* [WHAT IS ASKED] List the lines of this listing that hold the word "content".

* [PROVIDED RECORDS]
____
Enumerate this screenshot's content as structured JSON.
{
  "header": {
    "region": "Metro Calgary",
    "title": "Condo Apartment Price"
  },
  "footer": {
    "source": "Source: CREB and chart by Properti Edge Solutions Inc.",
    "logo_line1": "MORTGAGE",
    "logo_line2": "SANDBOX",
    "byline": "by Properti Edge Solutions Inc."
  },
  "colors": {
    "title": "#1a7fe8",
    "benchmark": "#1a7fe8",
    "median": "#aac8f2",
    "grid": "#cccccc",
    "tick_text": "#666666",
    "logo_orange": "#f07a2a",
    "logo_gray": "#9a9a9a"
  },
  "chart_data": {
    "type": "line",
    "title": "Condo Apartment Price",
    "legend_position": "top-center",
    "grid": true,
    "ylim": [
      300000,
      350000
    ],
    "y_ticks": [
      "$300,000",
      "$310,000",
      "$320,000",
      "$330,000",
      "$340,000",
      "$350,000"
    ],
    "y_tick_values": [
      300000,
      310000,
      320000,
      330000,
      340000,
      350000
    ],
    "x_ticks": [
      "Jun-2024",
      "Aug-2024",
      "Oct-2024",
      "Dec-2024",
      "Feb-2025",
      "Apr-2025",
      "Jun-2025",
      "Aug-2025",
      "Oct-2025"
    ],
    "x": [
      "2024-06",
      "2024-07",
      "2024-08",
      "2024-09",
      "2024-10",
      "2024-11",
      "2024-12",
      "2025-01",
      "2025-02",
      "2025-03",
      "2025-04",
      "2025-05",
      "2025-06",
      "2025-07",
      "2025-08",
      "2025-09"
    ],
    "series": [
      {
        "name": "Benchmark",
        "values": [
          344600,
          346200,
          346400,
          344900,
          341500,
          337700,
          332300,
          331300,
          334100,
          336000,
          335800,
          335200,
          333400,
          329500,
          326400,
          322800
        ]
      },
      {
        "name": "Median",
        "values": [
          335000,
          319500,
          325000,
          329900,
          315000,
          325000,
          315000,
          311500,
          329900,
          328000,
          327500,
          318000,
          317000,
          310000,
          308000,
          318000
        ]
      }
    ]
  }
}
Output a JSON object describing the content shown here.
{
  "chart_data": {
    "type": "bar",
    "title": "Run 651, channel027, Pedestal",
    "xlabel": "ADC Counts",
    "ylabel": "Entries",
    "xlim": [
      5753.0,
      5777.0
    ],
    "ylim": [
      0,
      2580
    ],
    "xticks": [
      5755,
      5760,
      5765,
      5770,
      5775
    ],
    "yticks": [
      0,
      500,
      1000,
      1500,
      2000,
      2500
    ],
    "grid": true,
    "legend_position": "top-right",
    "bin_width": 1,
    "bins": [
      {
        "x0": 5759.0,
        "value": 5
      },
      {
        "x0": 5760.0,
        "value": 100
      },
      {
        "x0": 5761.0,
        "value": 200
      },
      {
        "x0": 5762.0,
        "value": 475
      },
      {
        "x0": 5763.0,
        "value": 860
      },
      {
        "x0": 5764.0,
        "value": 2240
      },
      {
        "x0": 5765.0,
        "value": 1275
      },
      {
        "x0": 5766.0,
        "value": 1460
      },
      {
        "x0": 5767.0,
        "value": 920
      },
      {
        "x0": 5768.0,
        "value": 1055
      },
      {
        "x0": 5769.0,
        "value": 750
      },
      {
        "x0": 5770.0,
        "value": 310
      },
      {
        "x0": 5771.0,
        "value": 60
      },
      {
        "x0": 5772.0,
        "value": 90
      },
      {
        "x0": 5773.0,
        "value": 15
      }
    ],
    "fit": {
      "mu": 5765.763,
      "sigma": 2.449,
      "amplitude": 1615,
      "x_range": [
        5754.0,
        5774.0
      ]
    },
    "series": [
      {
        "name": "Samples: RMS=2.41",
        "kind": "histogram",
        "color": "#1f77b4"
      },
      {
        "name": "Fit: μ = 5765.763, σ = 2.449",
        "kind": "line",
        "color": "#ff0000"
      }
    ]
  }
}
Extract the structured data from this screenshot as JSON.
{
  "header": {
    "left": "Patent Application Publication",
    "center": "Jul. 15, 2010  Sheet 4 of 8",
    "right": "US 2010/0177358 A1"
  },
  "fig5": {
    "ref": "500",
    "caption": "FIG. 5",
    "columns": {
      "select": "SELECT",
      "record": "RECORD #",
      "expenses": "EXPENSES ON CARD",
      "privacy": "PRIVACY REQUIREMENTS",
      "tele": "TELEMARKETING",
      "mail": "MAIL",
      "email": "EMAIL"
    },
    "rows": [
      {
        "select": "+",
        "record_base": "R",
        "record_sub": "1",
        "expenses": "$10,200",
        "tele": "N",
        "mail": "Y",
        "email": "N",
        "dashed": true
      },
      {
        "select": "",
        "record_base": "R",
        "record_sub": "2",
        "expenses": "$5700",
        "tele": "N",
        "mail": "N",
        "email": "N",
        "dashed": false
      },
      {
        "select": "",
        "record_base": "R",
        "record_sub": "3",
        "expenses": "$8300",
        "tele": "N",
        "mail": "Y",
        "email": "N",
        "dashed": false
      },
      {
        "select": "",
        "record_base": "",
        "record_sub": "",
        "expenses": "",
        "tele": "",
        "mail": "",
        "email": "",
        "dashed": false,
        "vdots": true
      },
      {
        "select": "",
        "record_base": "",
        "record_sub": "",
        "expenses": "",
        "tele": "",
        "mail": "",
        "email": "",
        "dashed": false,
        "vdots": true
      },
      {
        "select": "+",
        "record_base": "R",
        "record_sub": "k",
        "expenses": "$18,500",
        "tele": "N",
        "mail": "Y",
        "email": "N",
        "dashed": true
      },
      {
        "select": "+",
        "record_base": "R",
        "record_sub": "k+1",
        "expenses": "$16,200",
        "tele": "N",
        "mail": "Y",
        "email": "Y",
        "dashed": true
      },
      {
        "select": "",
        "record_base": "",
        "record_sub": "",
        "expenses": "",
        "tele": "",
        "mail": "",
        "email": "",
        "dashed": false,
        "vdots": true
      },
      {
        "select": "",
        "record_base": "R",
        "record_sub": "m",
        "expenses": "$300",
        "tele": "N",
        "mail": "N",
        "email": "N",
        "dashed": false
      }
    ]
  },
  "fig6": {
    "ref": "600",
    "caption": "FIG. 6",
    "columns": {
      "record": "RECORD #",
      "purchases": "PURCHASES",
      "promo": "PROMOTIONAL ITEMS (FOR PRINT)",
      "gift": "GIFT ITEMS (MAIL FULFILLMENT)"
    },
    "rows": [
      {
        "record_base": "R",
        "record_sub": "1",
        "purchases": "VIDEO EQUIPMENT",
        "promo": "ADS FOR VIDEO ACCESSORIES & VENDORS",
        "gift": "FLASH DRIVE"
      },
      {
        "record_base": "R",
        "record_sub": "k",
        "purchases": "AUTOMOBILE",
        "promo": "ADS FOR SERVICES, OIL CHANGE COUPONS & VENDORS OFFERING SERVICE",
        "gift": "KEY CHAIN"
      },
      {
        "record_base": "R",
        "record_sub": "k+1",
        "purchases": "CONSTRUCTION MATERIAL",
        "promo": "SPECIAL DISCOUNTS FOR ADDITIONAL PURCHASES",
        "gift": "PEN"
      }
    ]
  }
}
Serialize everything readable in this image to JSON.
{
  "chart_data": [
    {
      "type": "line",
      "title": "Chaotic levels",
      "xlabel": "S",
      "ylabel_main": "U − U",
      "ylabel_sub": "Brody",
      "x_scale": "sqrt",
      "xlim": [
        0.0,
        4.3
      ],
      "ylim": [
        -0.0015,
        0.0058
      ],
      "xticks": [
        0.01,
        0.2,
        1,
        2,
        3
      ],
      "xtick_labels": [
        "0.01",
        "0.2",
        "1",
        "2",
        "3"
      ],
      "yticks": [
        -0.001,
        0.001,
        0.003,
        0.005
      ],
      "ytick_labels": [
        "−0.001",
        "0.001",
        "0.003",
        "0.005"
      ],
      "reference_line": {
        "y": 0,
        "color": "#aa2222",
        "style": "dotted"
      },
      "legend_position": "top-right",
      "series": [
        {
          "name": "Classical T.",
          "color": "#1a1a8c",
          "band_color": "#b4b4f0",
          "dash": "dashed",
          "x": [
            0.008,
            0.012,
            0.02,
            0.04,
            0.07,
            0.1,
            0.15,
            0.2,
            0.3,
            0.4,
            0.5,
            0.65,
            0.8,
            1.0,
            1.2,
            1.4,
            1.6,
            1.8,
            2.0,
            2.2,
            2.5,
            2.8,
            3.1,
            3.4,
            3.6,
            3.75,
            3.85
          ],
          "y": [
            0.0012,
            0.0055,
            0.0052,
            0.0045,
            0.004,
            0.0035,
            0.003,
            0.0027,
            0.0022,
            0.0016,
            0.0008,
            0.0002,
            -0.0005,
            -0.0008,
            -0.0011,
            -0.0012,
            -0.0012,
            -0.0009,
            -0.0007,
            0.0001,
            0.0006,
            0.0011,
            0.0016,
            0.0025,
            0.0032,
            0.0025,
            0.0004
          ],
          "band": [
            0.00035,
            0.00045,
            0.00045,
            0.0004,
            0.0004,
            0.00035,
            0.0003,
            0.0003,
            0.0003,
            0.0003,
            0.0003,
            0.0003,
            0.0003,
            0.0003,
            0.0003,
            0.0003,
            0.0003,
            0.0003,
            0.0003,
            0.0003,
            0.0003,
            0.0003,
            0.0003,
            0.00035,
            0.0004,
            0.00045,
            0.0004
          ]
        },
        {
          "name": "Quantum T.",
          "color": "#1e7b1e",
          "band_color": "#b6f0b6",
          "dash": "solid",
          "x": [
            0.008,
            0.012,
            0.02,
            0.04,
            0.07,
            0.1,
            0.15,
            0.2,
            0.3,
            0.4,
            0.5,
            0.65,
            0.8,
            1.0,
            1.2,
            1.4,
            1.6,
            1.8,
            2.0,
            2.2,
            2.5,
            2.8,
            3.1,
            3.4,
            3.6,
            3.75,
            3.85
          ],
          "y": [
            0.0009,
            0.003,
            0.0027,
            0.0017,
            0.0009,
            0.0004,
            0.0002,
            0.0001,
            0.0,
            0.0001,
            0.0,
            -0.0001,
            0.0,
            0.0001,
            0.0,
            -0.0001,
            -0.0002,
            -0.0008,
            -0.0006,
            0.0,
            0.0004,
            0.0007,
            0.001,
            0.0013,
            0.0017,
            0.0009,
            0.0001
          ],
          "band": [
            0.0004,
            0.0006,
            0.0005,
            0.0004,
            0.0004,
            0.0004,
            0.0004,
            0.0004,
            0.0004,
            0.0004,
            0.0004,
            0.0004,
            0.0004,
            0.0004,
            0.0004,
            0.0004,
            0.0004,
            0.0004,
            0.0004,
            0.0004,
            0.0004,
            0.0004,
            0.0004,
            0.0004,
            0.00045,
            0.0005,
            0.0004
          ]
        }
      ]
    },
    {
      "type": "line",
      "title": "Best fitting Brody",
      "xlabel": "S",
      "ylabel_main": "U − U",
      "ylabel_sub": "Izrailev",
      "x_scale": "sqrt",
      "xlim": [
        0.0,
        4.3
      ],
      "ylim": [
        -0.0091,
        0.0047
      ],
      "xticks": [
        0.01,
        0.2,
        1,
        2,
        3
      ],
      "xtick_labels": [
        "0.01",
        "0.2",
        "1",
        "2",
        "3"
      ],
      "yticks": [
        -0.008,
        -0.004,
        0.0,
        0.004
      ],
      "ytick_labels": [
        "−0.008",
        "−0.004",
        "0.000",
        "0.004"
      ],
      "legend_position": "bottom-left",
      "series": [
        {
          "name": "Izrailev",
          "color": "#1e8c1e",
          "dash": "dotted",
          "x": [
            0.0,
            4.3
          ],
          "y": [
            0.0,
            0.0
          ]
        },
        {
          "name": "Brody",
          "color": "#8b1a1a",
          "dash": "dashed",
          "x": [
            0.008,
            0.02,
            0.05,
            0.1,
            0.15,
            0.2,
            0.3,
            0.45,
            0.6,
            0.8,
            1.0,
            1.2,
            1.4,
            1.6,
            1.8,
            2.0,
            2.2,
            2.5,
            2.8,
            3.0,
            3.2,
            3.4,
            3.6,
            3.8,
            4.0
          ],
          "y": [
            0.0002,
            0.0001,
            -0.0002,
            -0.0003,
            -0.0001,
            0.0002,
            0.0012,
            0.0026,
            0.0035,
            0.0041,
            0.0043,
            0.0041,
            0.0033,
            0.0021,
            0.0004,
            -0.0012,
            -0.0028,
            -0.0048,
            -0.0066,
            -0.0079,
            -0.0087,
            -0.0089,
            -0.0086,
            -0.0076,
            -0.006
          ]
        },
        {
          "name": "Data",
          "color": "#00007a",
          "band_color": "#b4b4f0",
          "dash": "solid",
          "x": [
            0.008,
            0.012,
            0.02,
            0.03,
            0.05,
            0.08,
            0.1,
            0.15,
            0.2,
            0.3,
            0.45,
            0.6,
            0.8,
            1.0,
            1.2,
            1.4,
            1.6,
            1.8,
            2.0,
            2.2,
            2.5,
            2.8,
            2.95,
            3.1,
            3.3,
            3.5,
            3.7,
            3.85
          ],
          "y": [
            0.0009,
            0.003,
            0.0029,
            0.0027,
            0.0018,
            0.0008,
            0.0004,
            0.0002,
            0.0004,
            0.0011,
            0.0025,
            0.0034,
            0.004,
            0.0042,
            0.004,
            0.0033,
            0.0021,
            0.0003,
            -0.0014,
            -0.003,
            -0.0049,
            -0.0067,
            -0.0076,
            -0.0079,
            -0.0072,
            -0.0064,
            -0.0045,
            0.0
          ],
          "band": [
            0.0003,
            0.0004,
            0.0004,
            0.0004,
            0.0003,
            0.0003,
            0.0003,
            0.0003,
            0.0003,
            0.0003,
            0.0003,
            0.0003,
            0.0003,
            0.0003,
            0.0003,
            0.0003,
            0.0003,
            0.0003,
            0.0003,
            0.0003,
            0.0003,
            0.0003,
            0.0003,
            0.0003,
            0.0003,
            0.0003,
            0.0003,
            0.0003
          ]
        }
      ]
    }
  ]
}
____
* [PROBLEM SOLUTION]
Enumerate this screenshot's content as structured JSON.
Output a JSON object describing the content shown here.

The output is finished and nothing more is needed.